» **Directive**: Update the lines from the line with "bar: [142, 173, 156, 512]" up to and including the line with "bar: [272, 198, 287, 512]" by changing "x-tick-label" to "x-tick", and return only those lines with everything else unchanged.

(Rows from a dataset)
▶
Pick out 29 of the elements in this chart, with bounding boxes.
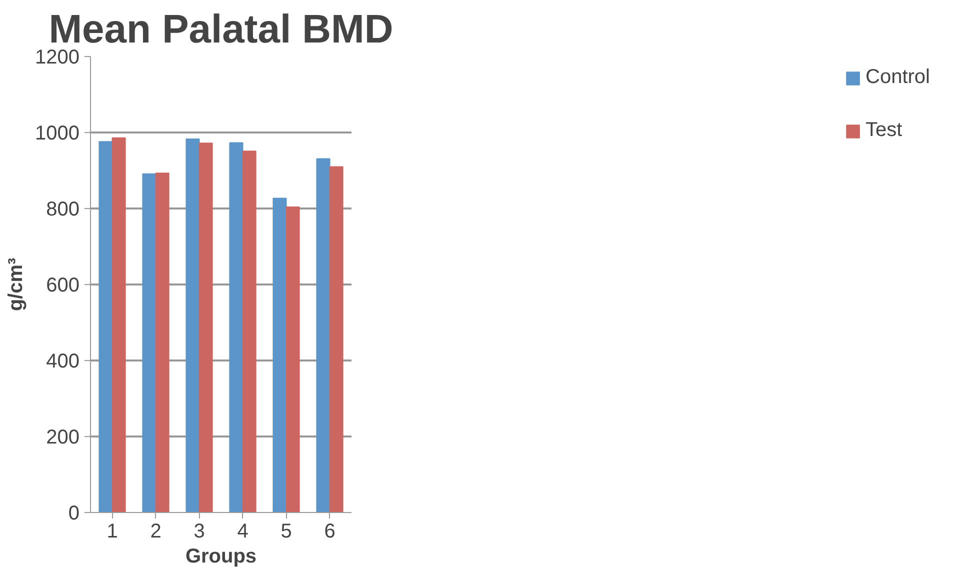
bar: [142, 173, 156, 512]
x-tick-label: 4: [237, 520, 248, 542]
y-tick-label: 0: [68, 502, 80, 524]
bar: [186, 138, 200, 512]
y-tick-label: 400: [46, 350, 80, 372]
bar: [242, 150, 256, 512]
y-tick-label: 600: [46, 274, 80, 296]
bar: [286, 206, 300, 512]
x-tick-label: 2: [150, 520, 162, 542]
x-axis-title: Groups: [185, 546, 257, 568]
bar: [329, 166, 344, 512]
bar: [112, 137, 126, 512]
bar: [316, 158, 330, 512]
bar: [98, 141, 113, 512]
x-tick-label: 6: [324, 520, 336, 542]
legend-label: Test: [866, 119, 902, 142]
y-tick-label: 1200: [35, 46, 80, 68]
y-axis-title: g/cm³: [5, 257, 28, 312]
bar: [272, 198, 287, 512]
y-tick-label: 200: [46, 426, 80, 448]
y-tick-label: 1000: [35, 122, 80, 144]
bar: [198, 142, 213, 512]
x-tick-label: 5: [280, 520, 292, 542]
bar: [155, 172, 170, 512]
x-tick-label: 3: [194, 520, 205, 542]
x-tick-label: 1: [106, 520, 118, 542]
bar: [229, 142, 244, 512]
legend-label: Control: [866, 66, 930, 89]
y-tick-label: 800: [46, 198, 80, 220]
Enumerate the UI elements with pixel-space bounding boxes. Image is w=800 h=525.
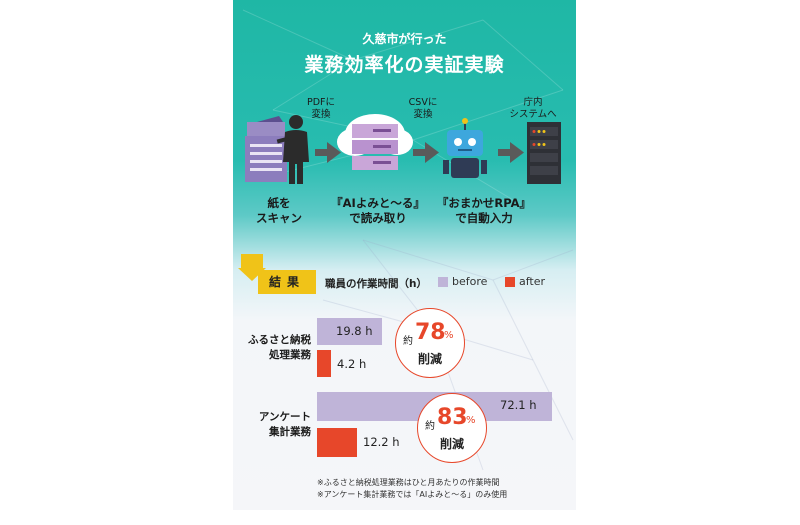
step-label-system: 庁内 システムへ [509, 97, 557, 120]
value-label-after-survey: 12.2 h [363, 435, 400, 449]
header-subtitle: 久慈市が行った [362, 32, 447, 46]
reduction-bubble-survey: 約 83 % 削減 [417, 393, 487, 463]
footnote-1: ※ふるさと納税処理業務はひと月あたりの作業時間 [317, 478, 500, 487]
infographic-card: 久慈市が行った 業務効率化の実証実験 [233, 0, 576, 510]
value-label-before-furusato: 19.8 h [336, 324, 373, 338]
server-rack-icon [527, 122, 561, 184]
legend-swatch-after [505, 277, 515, 287]
value-label-after-furusato: 4.2 h [337, 357, 367, 371]
step-label-csv: CSVに 変換 [408, 97, 438, 120]
bar-before-furusato [317, 318, 382, 345]
category-label-furusato: ふるさと納税 処理業務 [248, 334, 311, 361]
result-badge: 結果 [258, 270, 316, 294]
robot-icon [443, 118, 487, 178]
arrow-icon [413, 142, 439, 163]
header-title: 業務効率化の実証実験 [304, 54, 505, 76]
chart-title: 職員の作業時間（h） [325, 278, 427, 290]
caption-ai-yomitoru: 『AIよみと～る』 で読み取り [331, 196, 425, 225]
bar-after-survey [317, 428, 357, 457]
value-label-before-survey: 72.1 h [500, 398, 537, 412]
person-icon [276, 115, 309, 184]
workflow-icons [245, 114, 561, 184]
footnote-2: ※アンケート集計業務では「AIよみと～る」のみ使用 [317, 490, 508, 499]
category-label-survey: アンケート 集計業務 [258, 411, 311, 438]
copier-icon [245, 116, 287, 182]
caption-omakase-rpa: 『おまかせRPA』 で自動入力 [436, 196, 532, 225]
step-label-pdf: PDFに 変換 [306, 97, 335, 120]
arrow-icon [498, 142, 524, 163]
legend-swatch-before [438, 277, 448, 287]
caption-scan: 紙を スキャン [256, 196, 302, 225]
legend-label-before: before [452, 275, 488, 288]
reduction-bubble-furusato: 約 78 % 削減 [395, 308, 465, 378]
cloud-server-icon [337, 114, 413, 170]
legend-label-after: after [519, 275, 546, 288]
bar-after-furusato [317, 350, 331, 377]
arrow-icon [315, 142, 341, 163]
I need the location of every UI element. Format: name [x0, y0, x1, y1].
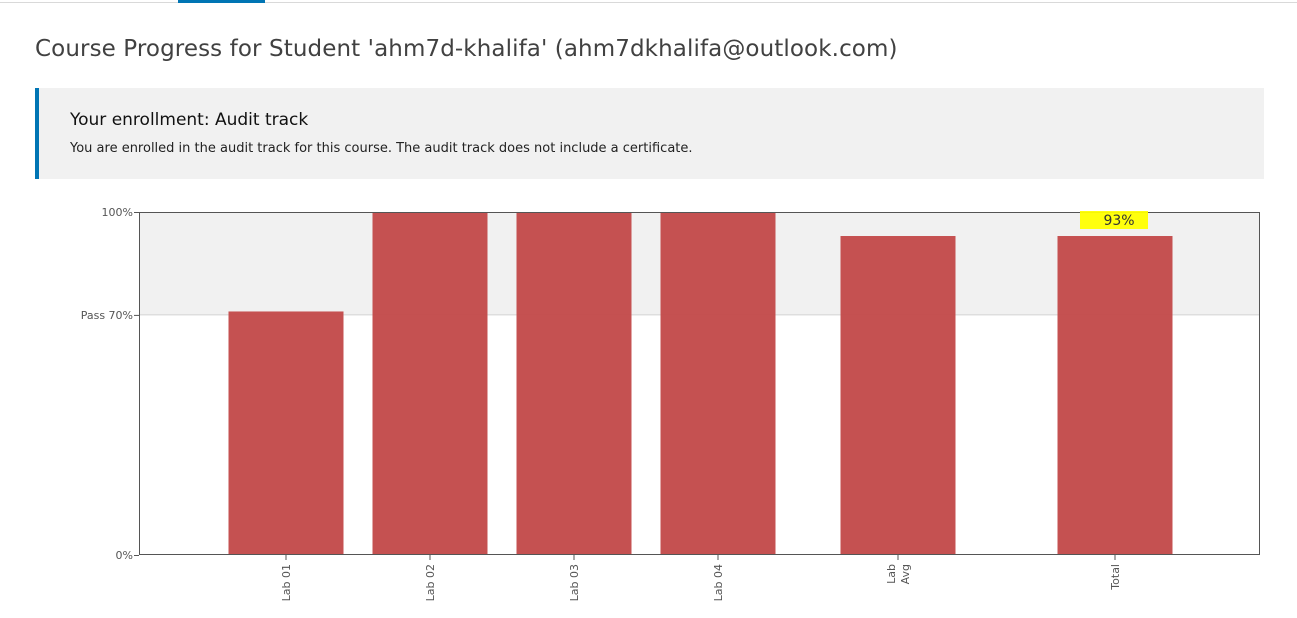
enrollment-title: Your enrollment: Audit track: [70, 110, 309, 130]
y-tick-label: Pass 70%: [81, 309, 133, 322]
y-tick-label: 0%: [116, 549, 133, 562]
bar-lab-01: [228, 311, 344, 555]
x-tick-label: Lab 04: [712, 564, 725, 601]
enrollment-message-box: Your enrollment: Audit track You are enr…: [35, 88, 1264, 179]
bar-lab-avg: [840, 236, 956, 555]
chart-annotations: 93%: [1080, 211, 1148, 230]
x-tick-label: Lab 01: [280, 564, 293, 601]
x-tick-label: Lab 03: [568, 564, 581, 601]
chart-y-axis: 100% Pass 70% 0%: [81, 206, 139, 562]
x-tick-label: Lab: [885, 564, 898, 584]
x-tick-label: Total: [1109, 564, 1122, 591]
x-tick-label: Lab 02: [424, 564, 437, 601]
bar-lab-02: [372, 212, 488, 555]
total-percent-label: 93%: [1103, 213, 1134, 229]
enrollment-message: You are enrolled in the audit track for …: [70, 141, 693, 156]
chart-x-axis: Lab 01 Lab 02 Lab 03 Lab 04 Lab Avg Total: [280, 555, 1122, 601]
page-title: Course Progress for Student 'ahm7d-khali…: [35, 36, 898, 62]
bar-lab-04: [660, 212, 776, 555]
active-tab-indicator: [178, 0, 265, 3]
y-tick-label: 100%: [102, 206, 133, 219]
bar-lab-03: [516, 212, 632, 555]
top-nav-border: [0, 0, 1297, 3]
x-tick-label: Avg: [899, 564, 912, 584]
chart-frame: [139, 212, 1260, 555]
plot-frame: [139, 212, 1260, 555]
bar-total: [1057, 236, 1173, 555]
total-highlight: [1080, 211, 1148, 230]
chart-bars: [228, 212, 1173, 555]
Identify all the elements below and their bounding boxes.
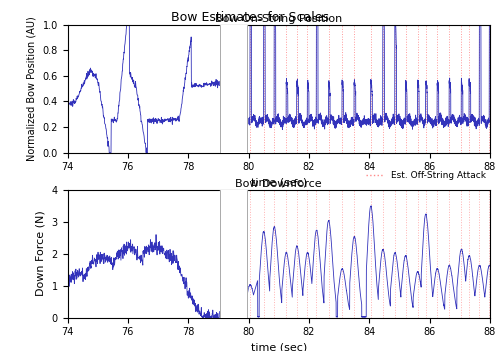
Text: Bow Estimates for Scales: Bow Estimates for Scales bbox=[171, 11, 329, 24]
Title: Bow Downforce: Bow Downforce bbox=[236, 179, 322, 189]
Y-axis label: Down Force (N): Down Force (N) bbox=[36, 211, 46, 297]
Bar bbox=[220, 25, 247, 153]
Legend: Est. Off-String Attack: Est. Off-String Attack bbox=[362, 168, 490, 184]
Y-axis label: Normalized Bow Position (AU): Normalized Bow Position (AU) bbox=[27, 16, 37, 161]
X-axis label: time (sec): time (sec) bbox=[250, 178, 307, 188]
Bar bbox=[220, 190, 247, 318]
X-axis label: time (sec): time (sec) bbox=[250, 343, 307, 351]
Title: Bow On-String Position: Bow On-String Position bbox=[215, 14, 342, 24]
◀
» **Written response**:
bar: [142, 173, 156, 512]
x-tick: 4: [237, 520, 248, 542]
y-tick-label: 0: [68, 502, 80, 524]
bar: [186, 138, 200, 512]
y-tick-label: 400: [46, 350, 80, 372]
bar: [242, 150, 256, 512]
y-tick-label: 600: [46, 274, 80, 296]
bar: [286, 206, 300, 512]
x-tick: 2: [150, 520, 162, 542]
x-axis-title: Groups: [185, 546, 257, 568]
bar: [329, 166, 344, 512]
bar: [112, 137, 126, 512]
bar: [316, 158, 330, 512]
bar: [98, 141, 113, 512]
x-tick: 6: [324, 520, 336, 542]
legend-label: Test: [866, 119, 902, 142]
y-tick-label: 1200: [35, 46, 80, 68]
y-axis-title: g/cm³: [5, 257, 28, 312]
bar: [272, 198, 287, 512]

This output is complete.